REQUIREMENTS
Each line of the material below that holds the word "materials" needs to be copied.

__________

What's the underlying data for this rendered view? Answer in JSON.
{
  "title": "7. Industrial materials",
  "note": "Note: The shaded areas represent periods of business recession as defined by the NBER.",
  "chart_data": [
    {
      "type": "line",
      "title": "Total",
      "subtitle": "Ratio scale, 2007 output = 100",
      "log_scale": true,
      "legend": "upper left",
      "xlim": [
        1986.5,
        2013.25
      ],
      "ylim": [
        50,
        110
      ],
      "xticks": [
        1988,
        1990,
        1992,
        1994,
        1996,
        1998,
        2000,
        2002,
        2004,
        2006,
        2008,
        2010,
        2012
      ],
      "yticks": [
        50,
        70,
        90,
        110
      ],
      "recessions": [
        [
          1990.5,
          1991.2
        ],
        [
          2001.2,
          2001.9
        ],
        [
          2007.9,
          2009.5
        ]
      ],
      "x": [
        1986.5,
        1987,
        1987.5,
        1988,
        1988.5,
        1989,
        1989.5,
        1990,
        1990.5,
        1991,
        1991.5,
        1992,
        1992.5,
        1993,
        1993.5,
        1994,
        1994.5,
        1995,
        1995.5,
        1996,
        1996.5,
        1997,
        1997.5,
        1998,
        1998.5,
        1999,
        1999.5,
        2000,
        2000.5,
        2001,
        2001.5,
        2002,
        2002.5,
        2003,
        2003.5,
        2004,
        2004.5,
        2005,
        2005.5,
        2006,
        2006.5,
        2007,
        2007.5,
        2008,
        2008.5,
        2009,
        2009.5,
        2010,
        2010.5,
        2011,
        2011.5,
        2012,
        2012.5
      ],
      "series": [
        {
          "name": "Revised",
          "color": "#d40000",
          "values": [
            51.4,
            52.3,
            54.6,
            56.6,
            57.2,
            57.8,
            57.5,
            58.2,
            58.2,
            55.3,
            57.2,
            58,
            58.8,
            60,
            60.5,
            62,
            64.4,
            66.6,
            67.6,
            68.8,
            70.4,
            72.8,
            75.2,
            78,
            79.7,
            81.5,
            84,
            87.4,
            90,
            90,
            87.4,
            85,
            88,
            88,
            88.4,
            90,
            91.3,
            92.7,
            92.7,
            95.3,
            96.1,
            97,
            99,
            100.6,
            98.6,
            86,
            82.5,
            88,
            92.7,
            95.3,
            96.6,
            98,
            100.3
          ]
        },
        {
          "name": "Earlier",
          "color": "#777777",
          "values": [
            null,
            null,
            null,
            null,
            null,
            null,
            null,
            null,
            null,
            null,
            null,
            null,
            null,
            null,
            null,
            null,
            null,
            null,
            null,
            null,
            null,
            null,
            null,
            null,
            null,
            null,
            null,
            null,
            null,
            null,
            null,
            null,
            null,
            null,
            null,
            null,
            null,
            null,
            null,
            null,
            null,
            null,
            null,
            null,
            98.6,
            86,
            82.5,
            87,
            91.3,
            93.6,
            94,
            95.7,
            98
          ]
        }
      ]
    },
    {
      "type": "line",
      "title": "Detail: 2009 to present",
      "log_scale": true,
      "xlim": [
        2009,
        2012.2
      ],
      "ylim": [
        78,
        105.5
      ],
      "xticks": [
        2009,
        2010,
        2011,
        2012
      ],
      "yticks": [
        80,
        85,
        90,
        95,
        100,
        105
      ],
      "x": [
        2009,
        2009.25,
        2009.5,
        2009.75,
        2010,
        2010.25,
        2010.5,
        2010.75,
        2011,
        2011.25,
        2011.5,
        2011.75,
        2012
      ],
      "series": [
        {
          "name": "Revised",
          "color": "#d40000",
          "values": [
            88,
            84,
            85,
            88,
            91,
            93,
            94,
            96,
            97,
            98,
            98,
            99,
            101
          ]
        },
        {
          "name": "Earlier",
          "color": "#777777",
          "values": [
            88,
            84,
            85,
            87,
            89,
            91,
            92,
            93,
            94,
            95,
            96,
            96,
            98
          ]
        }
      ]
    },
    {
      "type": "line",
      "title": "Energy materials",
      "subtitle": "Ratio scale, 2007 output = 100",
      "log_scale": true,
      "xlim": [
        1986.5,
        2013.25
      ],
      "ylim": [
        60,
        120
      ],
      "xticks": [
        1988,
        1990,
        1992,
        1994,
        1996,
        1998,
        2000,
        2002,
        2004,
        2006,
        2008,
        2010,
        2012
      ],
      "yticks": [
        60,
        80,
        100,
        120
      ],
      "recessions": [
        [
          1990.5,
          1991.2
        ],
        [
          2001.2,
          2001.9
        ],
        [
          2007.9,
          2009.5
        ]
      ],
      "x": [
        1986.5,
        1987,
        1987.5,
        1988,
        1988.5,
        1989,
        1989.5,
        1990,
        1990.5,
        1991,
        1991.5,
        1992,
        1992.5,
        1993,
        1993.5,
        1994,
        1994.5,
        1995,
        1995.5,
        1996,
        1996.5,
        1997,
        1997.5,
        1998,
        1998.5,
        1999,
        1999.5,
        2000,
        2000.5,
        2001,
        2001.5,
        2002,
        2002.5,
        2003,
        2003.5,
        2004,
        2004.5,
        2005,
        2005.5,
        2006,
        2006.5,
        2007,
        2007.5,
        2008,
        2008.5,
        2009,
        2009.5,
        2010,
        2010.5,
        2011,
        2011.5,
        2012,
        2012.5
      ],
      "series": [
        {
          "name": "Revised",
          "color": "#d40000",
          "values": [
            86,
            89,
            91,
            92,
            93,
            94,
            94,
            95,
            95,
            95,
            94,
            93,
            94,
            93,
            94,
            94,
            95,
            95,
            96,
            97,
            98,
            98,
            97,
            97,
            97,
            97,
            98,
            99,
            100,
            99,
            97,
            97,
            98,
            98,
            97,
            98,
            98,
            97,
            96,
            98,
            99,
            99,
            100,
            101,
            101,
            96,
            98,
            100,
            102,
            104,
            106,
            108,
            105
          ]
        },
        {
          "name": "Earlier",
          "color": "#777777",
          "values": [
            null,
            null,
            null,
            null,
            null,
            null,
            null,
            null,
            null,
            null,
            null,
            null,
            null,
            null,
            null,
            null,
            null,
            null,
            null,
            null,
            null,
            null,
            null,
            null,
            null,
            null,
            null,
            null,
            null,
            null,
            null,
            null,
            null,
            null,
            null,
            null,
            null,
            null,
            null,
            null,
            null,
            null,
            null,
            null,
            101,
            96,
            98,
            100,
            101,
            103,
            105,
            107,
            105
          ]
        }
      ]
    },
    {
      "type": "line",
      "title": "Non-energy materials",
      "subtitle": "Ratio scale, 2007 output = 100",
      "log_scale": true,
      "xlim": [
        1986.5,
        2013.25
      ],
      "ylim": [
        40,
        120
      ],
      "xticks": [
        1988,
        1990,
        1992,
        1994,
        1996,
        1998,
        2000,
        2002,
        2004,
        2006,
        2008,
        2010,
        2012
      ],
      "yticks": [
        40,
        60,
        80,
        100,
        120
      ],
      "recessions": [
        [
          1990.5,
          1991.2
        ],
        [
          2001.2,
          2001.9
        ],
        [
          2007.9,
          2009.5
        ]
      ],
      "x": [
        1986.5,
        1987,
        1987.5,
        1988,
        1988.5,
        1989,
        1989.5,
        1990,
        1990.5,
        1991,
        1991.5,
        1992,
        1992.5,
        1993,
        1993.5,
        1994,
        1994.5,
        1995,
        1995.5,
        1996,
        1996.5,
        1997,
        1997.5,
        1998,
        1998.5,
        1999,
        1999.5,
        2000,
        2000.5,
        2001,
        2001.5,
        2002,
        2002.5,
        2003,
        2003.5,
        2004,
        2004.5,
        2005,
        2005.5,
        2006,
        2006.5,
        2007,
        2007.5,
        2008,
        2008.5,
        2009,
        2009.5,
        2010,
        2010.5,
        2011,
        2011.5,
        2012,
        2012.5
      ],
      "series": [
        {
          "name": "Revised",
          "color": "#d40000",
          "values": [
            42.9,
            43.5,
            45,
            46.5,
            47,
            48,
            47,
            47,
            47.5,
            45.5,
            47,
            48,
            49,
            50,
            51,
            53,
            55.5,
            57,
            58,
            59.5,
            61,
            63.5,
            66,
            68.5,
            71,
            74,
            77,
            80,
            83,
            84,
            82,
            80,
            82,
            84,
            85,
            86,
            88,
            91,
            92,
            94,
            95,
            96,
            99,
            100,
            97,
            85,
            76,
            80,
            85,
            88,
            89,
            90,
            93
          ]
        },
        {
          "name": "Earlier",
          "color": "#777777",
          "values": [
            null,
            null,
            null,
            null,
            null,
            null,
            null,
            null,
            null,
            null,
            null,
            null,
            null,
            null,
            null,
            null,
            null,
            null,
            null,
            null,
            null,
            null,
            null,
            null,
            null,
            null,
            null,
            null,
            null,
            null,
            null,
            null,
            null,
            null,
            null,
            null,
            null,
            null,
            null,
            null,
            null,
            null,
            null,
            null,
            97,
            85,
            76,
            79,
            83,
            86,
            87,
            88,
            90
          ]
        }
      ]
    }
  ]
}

__________

PROBLEM SOLUTION
  "title": "7. Industrial materials",
      "title": "Energy materials",
      "title": "Non-energy materials",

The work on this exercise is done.